Exercise
Each entry below is to be given again word for word, with no pictures.

START

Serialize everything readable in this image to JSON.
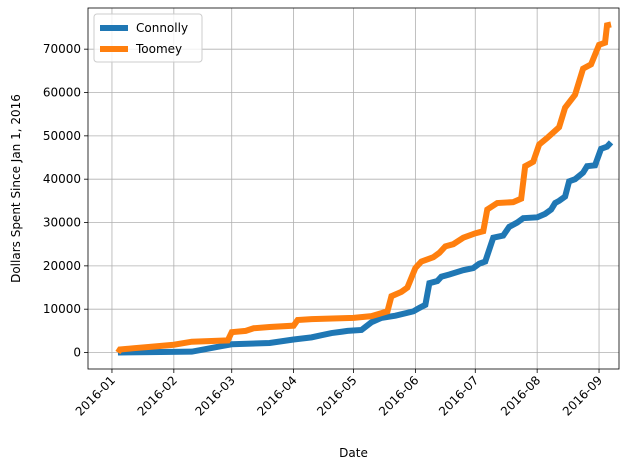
{
  "chart_data": {
    "type": "line",
    "title": "",
    "xlabel": "Date",
    "ylabel": "Dollars Spent Since Jan 1, 2016",
    "x_tick_labels": [
      "2016-01",
      "2016-02",
      "2016-03",
      "2016-04",
      "2016-05",
      "2016-06",
      "2016-07",
      "2016-08",
      "2016-09"
    ],
    "x_tick_dates": [
      "2016-01-01",
      "2016-02-01",
      "2016-03-01",
      "2016-04-01",
      "2016-05-01",
      "2016-06-01",
      "2016-07-01",
      "2016-08-01",
      "2016-09-01"
    ],
    "y_tick_labels": [
      "0",
      "10000",
      "20000",
      "30000",
      "40000",
      "50000",
      "60000",
      "70000"
    ],
    "y_ticks": [
      0,
      10000,
      20000,
      30000,
      40000,
      50000,
      60000,
      70000
    ],
    "xlim": [
      "2015-12-20",
      "2016-09-11"
    ],
    "ylim": [
      -3800,
      79500
    ],
    "grid": true,
    "legend_position": "top-left",
    "series": [
      {
        "name": "Connolly",
        "color": "#1f77b4",
        "points": [
          [
            "2016-01-04",
            0
          ],
          [
            "2016-01-20",
            100
          ],
          [
            "2016-02-10",
            200
          ],
          [
            "2016-02-17",
            800
          ],
          [
            "2016-02-25",
            1500
          ],
          [
            "2016-03-01",
            1900
          ],
          [
            "2016-03-20",
            2200
          ],
          [
            "2016-04-01",
            3000
          ],
          [
            "2016-04-10",
            3500
          ],
          [
            "2016-04-15",
            4000
          ],
          [
            "2016-04-20",
            4500
          ],
          [
            "2016-04-25",
            4800
          ],
          [
            "2016-04-28",
            5000
          ],
          [
            "2016-05-05",
            5200
          ],
          [
            "2016-05-10",
            7000
          ],
          [
            "2016-05-15",
            8000
          ],
          [
            "2016-05-22",
            8500
          ],
          [
            "2016-05-31",
            9500
          ],
          [
            "2016-06-03",
            10300
          ],
          [
            "2016-06-06",
            11000
          ],
          [
            "2016-06-08",
            16000
          ],
          [
            "2016-06-12",
            16500
          ],
          [
            "2016-06-14",
            17500
          ],
          [
            "2016-06-18",
            18000
          ],
          [
            "2016-06-25",
            19000
          ],
          [
            "2016-06-30",
            19500
          ],
          [
            "2016-07-03",
            20500
          ],
          [
            "2016-07-06",
            21000
          ],
          [
            "2016-07-10",
            26500
          ],
          [
            "2016-07-15",
            27000
          ],
          [
            "2016-07-18",
            29000
          ],
          [
            "2016-07-22",
            30000
          ],
          [
            "2016-07-25",
            31000
          ],
          [
            "2016-08-01",
            31200
          ],
          [
            "2016-08-05",
            32000
          ],
          [
            "2016-08-08",
            33000
          ],
          [
            "2016-08-10",
            34500
          ],
          [
            "2016-08-12",
            35000
          ],
          [
            "2016-08-15",
            36000
          ],
          [
            "2016-08-17",
            39500
          ],
          [
            "2016-08-20",
            40000
          ],
          [
            "2016-08-24",
            41500
          ],
          [
            "2016-08-26",
            43000
          ],
          [
            "2016-08-30",
            43200
          ],
          [
            "2016-09-02",
            47000
          ],
          [
            "2016-09-05",
            47500
          ],
          [
            "2016-09-07",
            48500
          ]
        ]
      },
      {
        "name": "Toomey",
        "color": "#ff7f0e",
        "points": [
          [
            "2016-01-04",
            0
          ],
          [
            "2016-01-05",
            700
          ],
          [
            "2016-01-12",
            1000
          ],
          [
            "2016-01-20",
            1300
          ],
          [
            "2016-02-01",
            1800
          ],
          [
            "2016-02-10",
            2500
          ],
          [
            "2016-02-28",
            2800
          ],
          [
            "2016-03-01",
            4700
          ],
          [
            "2016-03-08",
            5000
          ],
          [
            "2016-03-12",
            5600
          ],
          [
            "2016-03-20",
            5900
          ],
          [
            "2016-04-01",
            6200
          ],
          [
            "2016-04-03",
            7500
          ],
          [
            "2016-04-10",
            7700
          ],
          [
            "2016-05-01",
            8000
          ],
          [
            "2016-05-10",
            8400
          ],
          [
            "2016-05-18",
            9500
          ],
          [
            "2016-05-20",
            13000
          ],
          [
            "2016-05-25",
            14000
          ],
          [
            "2016-05-28",
            15000
          ],
          [
            "2016-06-01",
            19500
          ],
          [
            "2016-06-04",
            21000
          ],
          [
            "2016-06-10",
            22000
          ],
          [
            "2016-06-13",
            23000
          ],
          [
            "2016-06-16",
            24500
          ],
          [
            "2016-06-20",
            25000
          ],
          [
            "2016-06-25",
            26500
          ],
          [
            "2016-07-01",
            27500
          ],
          [
            "2016-07-05",
            28000
          ],
          [
            "2016-07-07",
            33000
          ],
          [
            "2016-07-12",
            34500
          ],
          [
            "2016-07-20",
            34700
          ],
          [
            "2016-07-24",
            35500
          ],
          [
            "2016-07-26",
            43000
          ],
          [
            "2016-07-30",
            44000
          ],
          [
            "2016-08-02",
            48000
          ],
          [
            "2016-08-06",
            49500
          ],
          [
            "2016-08-12",
            52000
          ],
          [
            "2016-08-15",
            56500
          ],
          [
            "2016-08-20",
            59500
          ],
          [
            "2016-08-24",
            65500
          ],
          [
            "2016-08-28",
            66500
          ],
          [
            "2016-09-01",
            71000
          ],
          [
            "2016-09-04",
            71500
          ],
          [
            "2016-09-05",
            75500
          ],
          [
            "2016-09-07",
            75700
          ]
        ]
      }
    ]
  }
}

END

Answer to the problem
Serialize everything readable in this image to JSON.
{
  "chart_data": {
    "type": "line",
    "title": "",
    "xlabel": "Date",
    "ylabel": "Dollars Spent Since Jan 1, 2016",
    "x_tick_labels": [
      "2016-01",
      "2016-02",
      "2016-03",
      "2016-04",
      "2016-05",
      "2016-06",
      "2016-07",
      "2016-08",
      "2016-09"
    ],
    "x_tick_dates": [
      "2016-01-01",
      "2016-02-01",
      "2016-03-01",
      "2016-04-01",
      "2016-05-01",
      "2016-06-01",
      "2016-07-01",
      "2016-08-01",
      "2016-09-01"
    ],
    "y_tick_labels": [
      "0",
      "10000",
      "20000",
      "30000",
      "40000",
      "50000",
      "60000",
      "70000"
    ],
    "y_ticks": [
      0,
      10000,
      20000,
      30000,
      40000,
      50000,
      60000,
      70000
    ],
    "xlim": [
      "2015-12-20",
      "2016-09-11"
    ],
    "ylim": [
      -3800,
      79500
    ],
    "grid": true,
    "legend_position": "top-left",
    "series": [
      {
        "name": "Connolly",
        "color": "#1f77b4",
        "points": [
          [
            "2016-01-04",
            0
          ],
          [
            "2016-01-20",
            100
          ],
          [
            "2016-02-10",
            200
          ],
          [
            "2016-02-17",
            800
          ],
          [
            "2016-02-25",
            1500
          ],
          [
            "2016-03-01",
            1900
          ],
          [
            "2016-03-20",
            2200
          ],
          [
            "2016-04-01",
            3000
          ],
          [
            "2016-04-10",
            3500
          ],
          [
            "2016-04-15",
            4000
          ],
          [
            "2016-04-20",
            4500
          ],
          [
            "2016-04-25",
            4800
          ],
          [
            "2016-04-28",
            5000
          ],
          [
            "2016-05-05",
            5200
          ],
          [
            "2016-05-10",
            7000
          ],
          [
            "2016-05-15",
            8000
          ],
          [
            "2016-05-22",
            8500
          ],
          [
            "2016-05-31",
            9500
          ],
          [
            "2016-06-03",
            10300
          ],
          [
            "2016-06-06",
            11000
          ],
          [
            "2016-06-08",
            16000
          ],
          [
            "2016-06-12",
            16500
          ],
          [
            "2016-06-14",
            17500
          ],
          [
            "2016-06-18",
            18000
          ],
          [
            "2016-06-25",
            19000
          ],
          [
            "2016-06-30",
            19500
          ],
          [
            "2016-07-03",
            20500
          ],
          [
            "2016-07-06",
            21000
          ],
          [
            "2016-07-10",
            26500
          ],
          [
            "2016-07-15",
            27000
          ],
          [
            "2016-07-18",
            29000
          ],
          [
            "2016-07-22",
            30000
          ],
          [
            "2016-07-25",
            31000
          ],
          [
            "2016-08-01",
            31200
          ],
          [
            "2016-08-05",
            32000
          ],
          [
            "2016-08-08",
            33000
          ],
          [
            "2016-08-10",
            34500
          ],
          [
            "2016-08-12",
            35000
          ],
          [
            "2016-08-15",
            36000
          ],
          [
            "2016-08-17",
            39500
          ],
          [
            "2016-08-20",
            40000
          ],
          [
            "2016-08-24",
            41500
          ],
          [
            "2016-08-26",
            43000
          ],
          [
            "2016-08-30",
            43200
          ],
          [
            "2016-09-02",
            47000
          ],
          [
            "2016-09-05",
            47500
          ],
          [
            "2016-09-07",
            48500
          ]
        ]
      },
      {
        "name": "Toomey",
        "color": "#ff7f0e",
        "points": [
          [
            "2016-01-04",
            0
          ],
          [
            "2016-01-05",
            700
          ],
          [
            "2016-01-12",
            1000
          ],
          [
            "2016-01-20",
            1300
          ],
          [
            "2016-02-01",
            1800
          ],
          [
            "2016-02-10",
            2500
          ],
          [
            "2016-02-28",
            2800
          ],
          [
            "2016-03-01",
            4700
          ],
          [
            "2016-03-08",
            5000
          ],
          [
            "2016-03-12",
            5600
          ],
          [
            "2016-03-20",
            5900
          ],
          [
            "2016-04-01",
            6200
          ],
          [
            "2016-04-03",
            7500
          ],
          [
            "2016-04-10",
            7700
          ],
          [
            "2016-05-01",
            8000
          ],
          [
            "2016-05-10",
            8400
          ],
          [
            "2016-05-18",
            9500
          ],
          [
            "2016-05-20",
            13000
          ],
          [
            "2016-05-25",
            14000
          ],
          [
            "2016-05-28",
            15000
          ],
          [
            "2016-06-01",
            19500
          ],
          [
            "2016-06-04",
            21000
          ],
          [
            "2016-06-10",
            22000
          ],
          [
            "2016-06-13",
            23000
          ],
          [
            "2016-06-16",
            24500
          ],
          [
            "2016-06-20",
            25000
          ],
          [
            "2016-06-25",
            26500
          ],
          [
            "2016-07-01",
            27500
          ],
          [
            "2016-07-05",
            28000
          ],
          [
            "2016-07-07",
            33000
          ],
          [
            "2016-07-12",
            34500
          ],
          [
            "2016-07-20",
            34700
          ],
          [
            "2016-07-24",
            35500
          ],
          [
            "2016-07-26",
            43000
          ],
          [
            "2016-07-30",
            44000
          ],
          [
            "2016-08-02",
            48000
          ],
          [
            "2016-08-06",
            49500
          ],
          [
            "2016-08-12",
            52000
          ],
          [
            "2016-08-15",
            56500
          ],
          [
            "2016-08-20",
            59500
          ],
          [
            "2016-08-24",
            65500
          ],
          [
            "2016-08-28",
            66500
          ],
          [
            "2016-09-01",
            71000
          ],
          [
            "2016-09-04",
            71500
          ],
          [
            "2016-09-05",
            75500
          ],
          [
            "2016-09-07",
            75700
          ]
        ]
      }
    ]
  }
}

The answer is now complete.